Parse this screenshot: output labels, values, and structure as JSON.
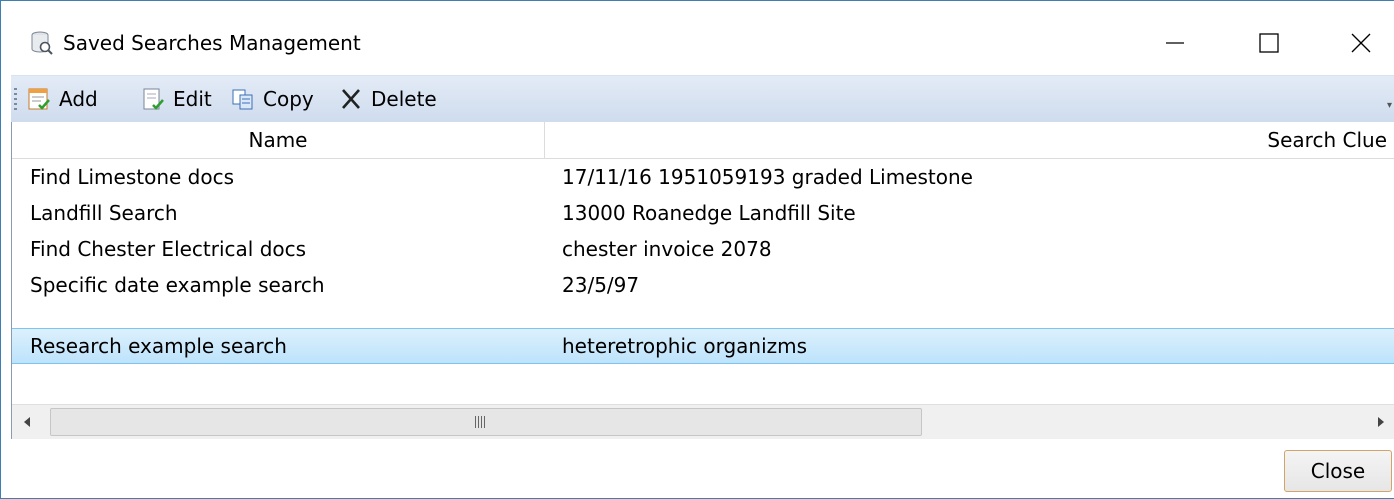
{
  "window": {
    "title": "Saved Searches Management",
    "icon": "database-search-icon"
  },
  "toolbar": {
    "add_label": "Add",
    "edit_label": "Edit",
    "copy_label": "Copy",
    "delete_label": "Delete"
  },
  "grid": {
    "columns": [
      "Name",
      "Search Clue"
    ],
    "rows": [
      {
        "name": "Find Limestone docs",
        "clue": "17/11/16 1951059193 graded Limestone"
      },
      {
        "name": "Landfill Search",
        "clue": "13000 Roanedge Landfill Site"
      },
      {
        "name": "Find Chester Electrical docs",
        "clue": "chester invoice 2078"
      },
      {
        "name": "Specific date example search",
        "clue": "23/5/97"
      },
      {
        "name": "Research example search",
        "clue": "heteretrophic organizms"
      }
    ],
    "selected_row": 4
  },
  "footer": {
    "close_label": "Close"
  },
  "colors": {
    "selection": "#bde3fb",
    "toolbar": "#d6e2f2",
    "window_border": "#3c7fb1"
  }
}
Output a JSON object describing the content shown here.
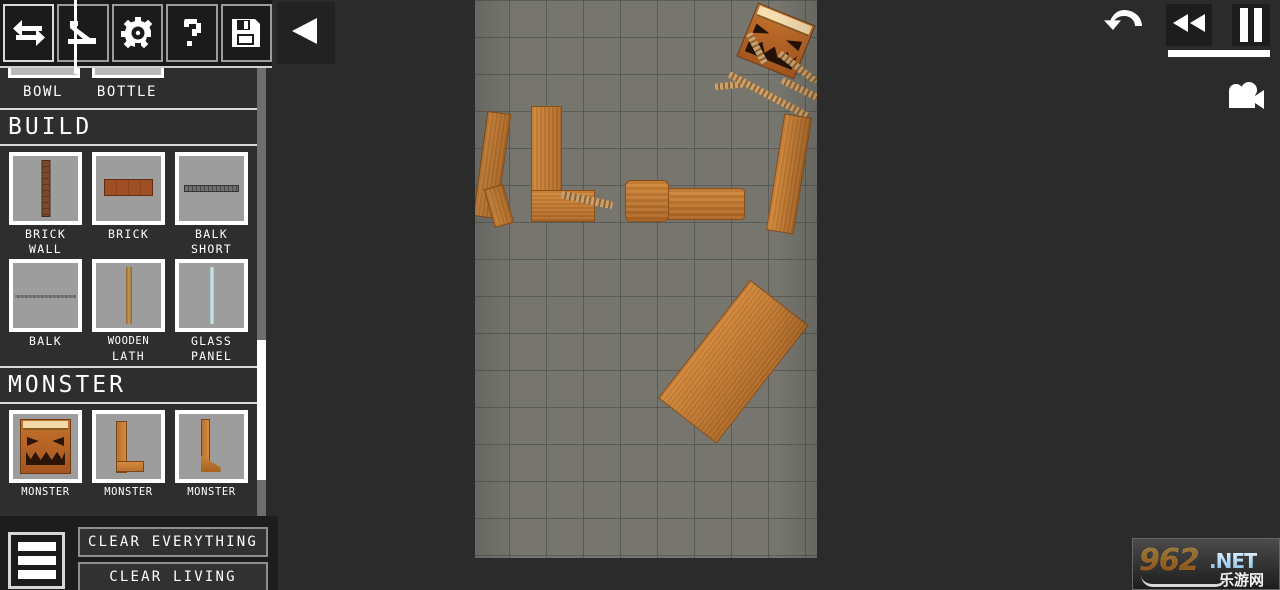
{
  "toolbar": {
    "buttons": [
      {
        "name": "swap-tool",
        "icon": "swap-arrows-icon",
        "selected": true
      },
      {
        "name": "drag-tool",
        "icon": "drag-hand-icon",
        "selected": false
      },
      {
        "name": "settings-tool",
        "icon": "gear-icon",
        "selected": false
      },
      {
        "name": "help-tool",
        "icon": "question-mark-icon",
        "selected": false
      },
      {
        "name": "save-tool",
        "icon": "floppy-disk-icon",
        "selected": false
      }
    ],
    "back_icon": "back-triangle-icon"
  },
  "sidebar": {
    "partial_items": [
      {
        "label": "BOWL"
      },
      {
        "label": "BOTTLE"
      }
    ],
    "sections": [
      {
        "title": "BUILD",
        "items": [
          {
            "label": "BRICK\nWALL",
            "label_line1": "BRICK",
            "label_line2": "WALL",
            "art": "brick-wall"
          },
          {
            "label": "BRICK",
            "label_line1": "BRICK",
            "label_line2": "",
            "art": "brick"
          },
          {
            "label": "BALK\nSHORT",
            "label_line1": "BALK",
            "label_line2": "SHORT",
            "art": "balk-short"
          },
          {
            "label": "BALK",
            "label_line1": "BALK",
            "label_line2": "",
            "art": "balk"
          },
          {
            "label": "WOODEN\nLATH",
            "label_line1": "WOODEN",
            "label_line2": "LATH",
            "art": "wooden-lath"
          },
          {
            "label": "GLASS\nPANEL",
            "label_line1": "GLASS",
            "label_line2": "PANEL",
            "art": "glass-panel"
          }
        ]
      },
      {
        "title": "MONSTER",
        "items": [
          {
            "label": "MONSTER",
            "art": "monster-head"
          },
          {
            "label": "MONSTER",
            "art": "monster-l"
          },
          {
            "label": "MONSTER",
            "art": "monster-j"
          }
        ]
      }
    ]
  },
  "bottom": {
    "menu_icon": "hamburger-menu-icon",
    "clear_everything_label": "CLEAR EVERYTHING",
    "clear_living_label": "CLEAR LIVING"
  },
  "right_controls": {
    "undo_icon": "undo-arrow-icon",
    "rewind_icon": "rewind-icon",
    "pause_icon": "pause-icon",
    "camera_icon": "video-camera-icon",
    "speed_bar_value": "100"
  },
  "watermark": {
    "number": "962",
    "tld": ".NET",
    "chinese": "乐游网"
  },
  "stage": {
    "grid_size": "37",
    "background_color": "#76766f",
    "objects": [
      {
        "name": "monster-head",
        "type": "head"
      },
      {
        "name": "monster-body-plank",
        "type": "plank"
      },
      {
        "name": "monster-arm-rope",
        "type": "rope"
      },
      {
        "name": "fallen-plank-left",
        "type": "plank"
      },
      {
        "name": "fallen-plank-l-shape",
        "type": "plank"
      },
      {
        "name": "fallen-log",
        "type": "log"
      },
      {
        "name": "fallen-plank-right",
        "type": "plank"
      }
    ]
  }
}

────

> WORK REQUIRED:
Reproduce the records, all of them, word for word; omit the pictures.

> FULL SOLUTION:
Parse this screenshot: output labels, values, and structure as JSON.
{
  "window": {
    "title": "Saved Searches Management",
    "icon": "database-search-icon"
  },
  "toolbar": {
    "add_label": "Add",
    "edit_label": "Edit",
    "copy_label": "Copy",
    "delete_label": "Delete"
  },
  "grid": {
    "columns": [
      "Name",
      "Search Clue"
    ],
    "rows": [
      {
        "name": "Find Limestone docs",
        "clue": "17/11/16 1951059193 graded Limestone"
      },
      {
        "name": "Landfill Search",
        "clue": "13000 Roanedge Landfill Site"
      },
      {
        "name": "Find Chester Electrical docs",
        "clue": "chester invoice 2078"
      },
      {
        "name": "Specific date example search",
        "clue": "23/5/97"
      },
      {
        "name": "Research example search",
        "clue": "heteretrophic organizms"
      }
    ],
    "selected_row": 4
  },
  "footer": {
    "close_label": "Close"
  },
  "colors": {
    "selection": "#bde3fb",
    "toolbar": "#d6e2f2",
    "window_border": "#3c7fb1"
  }
}
Output a JSON object describing the content shown here.
{
  "toolbar": {
    "buttons": [
      {
        "name": "swap-tool",
        "icon": "swap-arrows-icon",
        "selected": true
      },
      {
        "name": "drag-tool",
        "icon": "drag-hand-icon",
        "selected": false
      },
      {
        "name": "settings-tool",
        "icon": "gear-icon",
        "selected": false
      },
      {
        "name": "help-tool",
        "icon": "question-mark-icon",
        "selected": false
      },
      {
        "name": "save-tool",
        "icon": "floppy-disk-icon",
        "selected": false
      }
    ],
    "back_icon": "back-triangle-icon"
  },
  "sidebar": {
    "partial_items": [
      {
        "label": "BOWL"
      },
      {
        "label": "BOTTLE"
      }
    ],
    "sections": [
      {
        "title": "BUILD",
        "items": [
          {
            "label": "BRICK\nWALL",
            "label_line1": "BRICK",
            "label_line2": "WALL",
            "art": "brick-wall"
          },
          {
            "label": "BRICK",
            "label_line1": "BRICK",
            "label_line2": "",
            "art": "brick"
          },
          {
            "label": "BALK\nSHORT",
            "label_line1": "BALK",
            "label_line2": "SHORT",
            "art": "balk-short"
          },
          {
            "label": "BALK",
            "label_line1": "BALK",
            "label_line2": "",
            "art": "balk"
          },
          {
            "label": "WOODEN\nLATH",
            "label_line1": "WOODEN",
            "label_line2": "LATH",
            "art": "wooden-lath"
          },
          {
            "label": "GLASS\nPANEL",
            "label_line1": "GLASS",
            "label_line2": "PANEL",
            "art": "glass-panel"
          }
        ]
      },
      {
        "title": "MONSTER",
        "items": [
          {
            "label": "MONSTER",
            "art": "monster-head"
          },
          {
            "label": "MONSTER",
            "art": "monster-l"
          },
          {
            "label": "MONSTER",
            "art": "monster-j"
          }
        ]
      }
    ]
  },
  "bottom": {
    "menu_icon": "hamburger-menu-icon",
    "clear_everything_label": "CLEAR EVERYTHING",
    "clear_living_label": "CLEAR LIVING"
  },
  "right_controls": {
    "undo_icon": "undo-arrow-icon",
    "rewind_icon": "rewind-icon",
    "pause_icon": "pause-icon",
    "camera_icon": "video-camera-icon",
    "speed_bar_value": "100"
  },
  "watermark": {
    "number": "962",
    "tld": ".NET",
    "chinese": "乐游网"
  },
  "stage": {
    "grid_size": "37",
    "background_color": "#76766f",
    "objects": [
      {
        "name": "monster-head",
        "type": "head"
      },
      {
        "name": "monster-body-plank",
        "type": "plank"
      },
      {
        "name": "monster-arm-rope",
        "type": "rope"
      },
      {
        "name": "fallen-plank-left",
        "type": "plank"
      },
      {
        "name": "fallen-plank-l-shape",
        "type": "plank"
      },
      {
        "name": "fallen-log",
        "type": "log"
      },
      {
        "name": "fallen-plank-right",
        "type": "plank"
      }
    ]
  }
}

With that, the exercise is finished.